Find the lines with "name" in them and copy them out.
■ ■ ■ ■ ■
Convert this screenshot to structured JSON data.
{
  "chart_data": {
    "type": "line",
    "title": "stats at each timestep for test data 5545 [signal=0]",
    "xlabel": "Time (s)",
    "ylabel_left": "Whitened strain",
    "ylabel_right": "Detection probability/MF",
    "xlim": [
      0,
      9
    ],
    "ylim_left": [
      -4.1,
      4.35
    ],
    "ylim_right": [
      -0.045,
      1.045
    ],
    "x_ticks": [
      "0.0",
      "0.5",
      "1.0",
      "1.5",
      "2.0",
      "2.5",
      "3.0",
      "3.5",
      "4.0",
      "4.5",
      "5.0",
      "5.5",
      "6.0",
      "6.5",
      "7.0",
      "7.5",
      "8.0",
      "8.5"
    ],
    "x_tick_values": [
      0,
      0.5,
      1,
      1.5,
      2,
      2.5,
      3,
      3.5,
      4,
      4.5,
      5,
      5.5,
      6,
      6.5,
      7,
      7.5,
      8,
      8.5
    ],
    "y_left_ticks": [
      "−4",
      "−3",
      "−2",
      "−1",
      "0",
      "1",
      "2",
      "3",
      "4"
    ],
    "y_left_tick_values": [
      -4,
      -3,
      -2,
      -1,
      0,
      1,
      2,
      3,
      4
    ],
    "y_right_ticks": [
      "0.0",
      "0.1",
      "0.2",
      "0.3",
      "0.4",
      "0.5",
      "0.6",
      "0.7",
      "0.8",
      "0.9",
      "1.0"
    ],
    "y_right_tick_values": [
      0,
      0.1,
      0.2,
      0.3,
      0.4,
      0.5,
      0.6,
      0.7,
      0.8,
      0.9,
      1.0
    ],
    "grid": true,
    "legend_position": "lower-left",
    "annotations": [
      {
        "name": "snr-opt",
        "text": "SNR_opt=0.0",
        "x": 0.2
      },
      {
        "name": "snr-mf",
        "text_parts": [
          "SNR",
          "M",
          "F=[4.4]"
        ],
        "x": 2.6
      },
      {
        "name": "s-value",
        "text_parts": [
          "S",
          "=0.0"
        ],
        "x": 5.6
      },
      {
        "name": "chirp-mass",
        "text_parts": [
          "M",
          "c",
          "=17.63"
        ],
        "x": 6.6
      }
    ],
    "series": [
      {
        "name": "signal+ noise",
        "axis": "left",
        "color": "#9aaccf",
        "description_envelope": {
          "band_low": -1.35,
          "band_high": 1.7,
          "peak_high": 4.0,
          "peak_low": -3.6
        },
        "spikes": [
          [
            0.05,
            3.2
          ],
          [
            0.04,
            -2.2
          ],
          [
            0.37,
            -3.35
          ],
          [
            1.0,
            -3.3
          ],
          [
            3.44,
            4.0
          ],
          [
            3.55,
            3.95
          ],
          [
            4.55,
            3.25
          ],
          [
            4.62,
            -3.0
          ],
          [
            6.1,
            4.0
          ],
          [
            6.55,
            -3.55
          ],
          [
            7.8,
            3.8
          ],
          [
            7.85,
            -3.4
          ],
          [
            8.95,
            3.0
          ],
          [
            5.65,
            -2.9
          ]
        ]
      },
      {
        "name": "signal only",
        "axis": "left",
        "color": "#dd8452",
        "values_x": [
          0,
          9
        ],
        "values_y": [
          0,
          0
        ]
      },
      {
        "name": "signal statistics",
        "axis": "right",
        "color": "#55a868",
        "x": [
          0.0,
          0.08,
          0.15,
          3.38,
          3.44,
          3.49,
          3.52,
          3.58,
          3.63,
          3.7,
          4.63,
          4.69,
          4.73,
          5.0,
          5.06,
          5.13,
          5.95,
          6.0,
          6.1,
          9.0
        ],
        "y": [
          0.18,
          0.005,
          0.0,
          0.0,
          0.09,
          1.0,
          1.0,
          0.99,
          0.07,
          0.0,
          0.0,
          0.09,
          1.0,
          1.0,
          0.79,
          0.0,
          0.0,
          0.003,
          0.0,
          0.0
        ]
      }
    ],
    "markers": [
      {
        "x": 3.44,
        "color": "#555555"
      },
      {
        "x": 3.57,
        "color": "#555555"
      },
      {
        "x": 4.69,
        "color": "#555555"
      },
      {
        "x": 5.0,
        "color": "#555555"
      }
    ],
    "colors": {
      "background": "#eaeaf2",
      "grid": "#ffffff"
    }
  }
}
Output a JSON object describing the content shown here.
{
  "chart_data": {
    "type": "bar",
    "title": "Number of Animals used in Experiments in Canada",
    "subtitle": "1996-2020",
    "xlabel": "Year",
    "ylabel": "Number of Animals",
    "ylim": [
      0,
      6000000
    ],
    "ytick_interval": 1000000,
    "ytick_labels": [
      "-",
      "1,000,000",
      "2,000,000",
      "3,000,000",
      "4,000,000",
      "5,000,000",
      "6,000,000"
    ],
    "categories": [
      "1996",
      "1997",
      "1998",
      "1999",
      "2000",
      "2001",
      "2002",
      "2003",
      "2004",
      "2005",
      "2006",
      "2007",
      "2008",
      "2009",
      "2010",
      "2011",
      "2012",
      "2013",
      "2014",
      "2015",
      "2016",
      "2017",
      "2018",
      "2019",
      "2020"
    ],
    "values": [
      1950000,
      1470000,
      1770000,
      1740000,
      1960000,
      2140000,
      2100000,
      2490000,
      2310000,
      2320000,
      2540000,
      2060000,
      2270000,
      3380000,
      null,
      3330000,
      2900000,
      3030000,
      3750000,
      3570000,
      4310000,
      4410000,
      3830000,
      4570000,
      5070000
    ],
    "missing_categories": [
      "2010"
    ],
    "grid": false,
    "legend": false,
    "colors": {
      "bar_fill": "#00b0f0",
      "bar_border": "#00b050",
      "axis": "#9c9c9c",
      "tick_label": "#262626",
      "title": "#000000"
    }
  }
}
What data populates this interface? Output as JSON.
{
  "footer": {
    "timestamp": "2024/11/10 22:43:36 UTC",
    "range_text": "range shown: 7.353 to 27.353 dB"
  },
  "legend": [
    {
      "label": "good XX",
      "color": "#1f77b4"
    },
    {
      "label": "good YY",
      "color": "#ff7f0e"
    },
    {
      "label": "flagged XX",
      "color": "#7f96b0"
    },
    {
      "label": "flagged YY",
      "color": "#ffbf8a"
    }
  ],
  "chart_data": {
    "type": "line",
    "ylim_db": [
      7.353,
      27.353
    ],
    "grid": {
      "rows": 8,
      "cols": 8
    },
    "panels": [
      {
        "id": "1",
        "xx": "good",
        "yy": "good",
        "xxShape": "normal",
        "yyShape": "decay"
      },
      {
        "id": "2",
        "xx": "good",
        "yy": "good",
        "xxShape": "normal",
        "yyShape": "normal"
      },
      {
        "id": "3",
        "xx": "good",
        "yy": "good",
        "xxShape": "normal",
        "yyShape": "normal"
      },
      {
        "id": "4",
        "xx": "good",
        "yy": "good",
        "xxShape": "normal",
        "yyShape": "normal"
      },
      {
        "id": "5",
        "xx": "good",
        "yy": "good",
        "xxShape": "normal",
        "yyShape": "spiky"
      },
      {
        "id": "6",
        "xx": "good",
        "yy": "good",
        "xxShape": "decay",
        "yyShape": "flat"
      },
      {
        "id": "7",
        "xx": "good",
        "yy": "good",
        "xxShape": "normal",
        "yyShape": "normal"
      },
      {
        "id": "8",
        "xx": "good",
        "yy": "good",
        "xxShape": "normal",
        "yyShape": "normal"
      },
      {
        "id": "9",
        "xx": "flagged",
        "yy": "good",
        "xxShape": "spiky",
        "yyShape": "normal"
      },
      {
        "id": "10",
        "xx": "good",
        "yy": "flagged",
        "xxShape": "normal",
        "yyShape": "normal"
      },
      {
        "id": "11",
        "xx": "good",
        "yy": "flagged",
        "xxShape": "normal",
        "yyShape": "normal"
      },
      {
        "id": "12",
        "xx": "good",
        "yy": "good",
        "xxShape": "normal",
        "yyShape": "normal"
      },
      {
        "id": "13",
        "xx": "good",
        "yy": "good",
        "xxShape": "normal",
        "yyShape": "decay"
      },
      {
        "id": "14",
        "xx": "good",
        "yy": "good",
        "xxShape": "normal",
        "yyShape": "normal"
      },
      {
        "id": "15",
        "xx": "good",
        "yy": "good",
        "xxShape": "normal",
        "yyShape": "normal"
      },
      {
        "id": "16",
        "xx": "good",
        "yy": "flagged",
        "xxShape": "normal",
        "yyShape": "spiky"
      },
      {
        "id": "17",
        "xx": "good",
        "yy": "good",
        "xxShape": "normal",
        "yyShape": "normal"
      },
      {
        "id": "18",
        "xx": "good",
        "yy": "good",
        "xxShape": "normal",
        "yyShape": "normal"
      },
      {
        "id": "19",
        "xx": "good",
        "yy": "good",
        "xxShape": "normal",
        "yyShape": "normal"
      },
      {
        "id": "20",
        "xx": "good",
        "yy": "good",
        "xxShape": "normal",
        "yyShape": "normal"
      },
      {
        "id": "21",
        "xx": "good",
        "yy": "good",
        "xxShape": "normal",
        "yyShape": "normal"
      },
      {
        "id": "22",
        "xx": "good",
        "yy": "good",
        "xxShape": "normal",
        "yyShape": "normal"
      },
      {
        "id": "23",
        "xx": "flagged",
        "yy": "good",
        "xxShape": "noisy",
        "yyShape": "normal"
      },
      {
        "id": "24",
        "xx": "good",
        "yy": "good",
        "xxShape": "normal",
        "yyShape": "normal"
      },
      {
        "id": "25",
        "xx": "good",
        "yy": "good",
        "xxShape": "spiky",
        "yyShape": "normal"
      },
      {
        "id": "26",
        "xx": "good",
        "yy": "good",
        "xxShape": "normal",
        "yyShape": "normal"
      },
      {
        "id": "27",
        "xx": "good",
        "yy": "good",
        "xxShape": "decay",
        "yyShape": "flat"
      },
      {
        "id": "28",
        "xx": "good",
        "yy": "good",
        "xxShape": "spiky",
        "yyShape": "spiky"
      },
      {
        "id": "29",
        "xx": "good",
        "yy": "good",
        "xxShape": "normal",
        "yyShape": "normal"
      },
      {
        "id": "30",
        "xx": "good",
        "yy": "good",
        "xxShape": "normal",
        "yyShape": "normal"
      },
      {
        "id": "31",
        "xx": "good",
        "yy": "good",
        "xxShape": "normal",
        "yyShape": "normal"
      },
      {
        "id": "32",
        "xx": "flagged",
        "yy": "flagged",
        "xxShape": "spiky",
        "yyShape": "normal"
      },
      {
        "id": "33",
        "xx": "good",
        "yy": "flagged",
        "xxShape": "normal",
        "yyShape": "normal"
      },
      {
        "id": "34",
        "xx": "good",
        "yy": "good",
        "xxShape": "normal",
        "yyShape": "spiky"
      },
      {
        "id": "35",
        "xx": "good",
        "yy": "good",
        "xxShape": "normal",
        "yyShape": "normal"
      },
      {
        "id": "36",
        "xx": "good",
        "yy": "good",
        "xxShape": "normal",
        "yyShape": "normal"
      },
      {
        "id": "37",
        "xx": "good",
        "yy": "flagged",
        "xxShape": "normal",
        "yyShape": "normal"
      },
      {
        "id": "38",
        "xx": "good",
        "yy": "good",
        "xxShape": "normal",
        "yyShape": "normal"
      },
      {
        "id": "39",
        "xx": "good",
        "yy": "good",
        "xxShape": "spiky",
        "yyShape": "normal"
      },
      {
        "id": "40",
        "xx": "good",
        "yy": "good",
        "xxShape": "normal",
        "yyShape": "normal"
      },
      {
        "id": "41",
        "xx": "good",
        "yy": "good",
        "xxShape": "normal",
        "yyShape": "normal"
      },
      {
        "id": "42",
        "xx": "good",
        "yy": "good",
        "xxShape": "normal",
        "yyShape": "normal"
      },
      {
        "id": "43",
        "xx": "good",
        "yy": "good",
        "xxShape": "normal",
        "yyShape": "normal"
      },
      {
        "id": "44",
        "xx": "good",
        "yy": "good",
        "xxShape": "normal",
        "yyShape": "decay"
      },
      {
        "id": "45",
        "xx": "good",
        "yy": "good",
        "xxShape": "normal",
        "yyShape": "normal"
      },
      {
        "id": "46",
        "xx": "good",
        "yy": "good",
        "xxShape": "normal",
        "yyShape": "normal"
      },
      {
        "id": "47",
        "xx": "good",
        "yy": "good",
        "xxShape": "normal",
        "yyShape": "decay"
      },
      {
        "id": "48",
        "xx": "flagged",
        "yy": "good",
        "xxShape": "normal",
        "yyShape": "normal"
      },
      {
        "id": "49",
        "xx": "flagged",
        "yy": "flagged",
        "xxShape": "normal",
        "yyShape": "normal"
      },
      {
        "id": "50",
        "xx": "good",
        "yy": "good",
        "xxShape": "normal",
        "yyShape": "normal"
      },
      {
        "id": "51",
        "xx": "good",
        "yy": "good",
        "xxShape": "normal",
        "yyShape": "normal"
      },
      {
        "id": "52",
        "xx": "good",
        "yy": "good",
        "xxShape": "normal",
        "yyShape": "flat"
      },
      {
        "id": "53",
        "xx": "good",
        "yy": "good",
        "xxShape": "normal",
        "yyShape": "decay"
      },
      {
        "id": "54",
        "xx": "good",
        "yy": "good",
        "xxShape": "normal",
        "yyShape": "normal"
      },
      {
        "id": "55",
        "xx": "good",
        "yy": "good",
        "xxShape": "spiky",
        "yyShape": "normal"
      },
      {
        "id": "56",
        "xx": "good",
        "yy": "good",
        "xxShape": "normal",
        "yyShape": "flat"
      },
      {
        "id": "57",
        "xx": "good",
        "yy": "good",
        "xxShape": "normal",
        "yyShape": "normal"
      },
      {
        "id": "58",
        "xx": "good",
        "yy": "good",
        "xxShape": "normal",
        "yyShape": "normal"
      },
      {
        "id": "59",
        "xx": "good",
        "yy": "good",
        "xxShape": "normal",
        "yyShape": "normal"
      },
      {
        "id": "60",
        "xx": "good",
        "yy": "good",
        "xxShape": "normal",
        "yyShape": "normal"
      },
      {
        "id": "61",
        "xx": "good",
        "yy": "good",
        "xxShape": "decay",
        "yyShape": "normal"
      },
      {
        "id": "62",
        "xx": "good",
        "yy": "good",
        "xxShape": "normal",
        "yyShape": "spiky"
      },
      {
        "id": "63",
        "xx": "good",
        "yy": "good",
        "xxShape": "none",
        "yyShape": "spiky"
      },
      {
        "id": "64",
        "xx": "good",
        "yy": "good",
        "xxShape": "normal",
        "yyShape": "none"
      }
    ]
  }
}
■ ■ ■ ■ ■
# Output of the exercise:
        "name": "snr-opt",
        "name": "snr-mf",
        "name": "s-value",
        "name": "chirp-mass",
        "name": "signal+ noise",
        "name": "signal only",
        "name": "signal statistics",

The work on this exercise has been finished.